Goal: Each line containing the word "Capacity" should be found and copied.

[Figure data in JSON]
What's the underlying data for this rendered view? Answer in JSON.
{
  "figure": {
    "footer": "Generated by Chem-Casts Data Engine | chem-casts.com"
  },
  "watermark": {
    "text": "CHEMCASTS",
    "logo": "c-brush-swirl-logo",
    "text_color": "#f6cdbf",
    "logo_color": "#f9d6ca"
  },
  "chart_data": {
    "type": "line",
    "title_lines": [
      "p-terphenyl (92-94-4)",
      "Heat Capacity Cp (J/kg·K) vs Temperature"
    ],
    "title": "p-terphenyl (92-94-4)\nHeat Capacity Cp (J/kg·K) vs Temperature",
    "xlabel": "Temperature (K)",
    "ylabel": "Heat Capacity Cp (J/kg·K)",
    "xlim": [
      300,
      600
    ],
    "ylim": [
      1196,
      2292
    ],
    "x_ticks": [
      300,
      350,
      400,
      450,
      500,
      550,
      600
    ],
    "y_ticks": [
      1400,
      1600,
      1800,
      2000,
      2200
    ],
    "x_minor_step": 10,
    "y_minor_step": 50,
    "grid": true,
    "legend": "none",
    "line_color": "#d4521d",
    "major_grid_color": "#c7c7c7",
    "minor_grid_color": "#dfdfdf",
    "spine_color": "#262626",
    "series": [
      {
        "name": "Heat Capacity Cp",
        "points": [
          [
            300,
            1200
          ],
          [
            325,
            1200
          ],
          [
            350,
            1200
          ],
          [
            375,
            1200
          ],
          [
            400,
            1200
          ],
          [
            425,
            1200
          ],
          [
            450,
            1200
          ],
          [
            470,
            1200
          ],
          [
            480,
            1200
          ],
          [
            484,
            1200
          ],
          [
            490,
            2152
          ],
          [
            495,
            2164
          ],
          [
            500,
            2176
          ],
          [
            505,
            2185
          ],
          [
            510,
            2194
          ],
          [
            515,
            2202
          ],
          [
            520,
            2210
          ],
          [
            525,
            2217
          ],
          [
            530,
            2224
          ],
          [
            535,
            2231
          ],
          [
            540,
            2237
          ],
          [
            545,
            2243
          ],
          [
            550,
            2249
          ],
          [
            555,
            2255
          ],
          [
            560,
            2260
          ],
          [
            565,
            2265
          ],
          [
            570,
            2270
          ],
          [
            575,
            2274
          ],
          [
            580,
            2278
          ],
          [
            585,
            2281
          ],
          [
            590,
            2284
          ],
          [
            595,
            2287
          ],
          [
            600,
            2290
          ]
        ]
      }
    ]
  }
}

Response to this task:
      "Heat Capacity Cp (J/kg·K) vs Temperature"
    "title": "p-terphenyl (92-94-4)\nHeat Capacity Cp (J/kg·K) vs Temperature",
    "ylabel": "Heat Capacity Cp (J/kg·K)",
        "name": "Heat Capacity Cp",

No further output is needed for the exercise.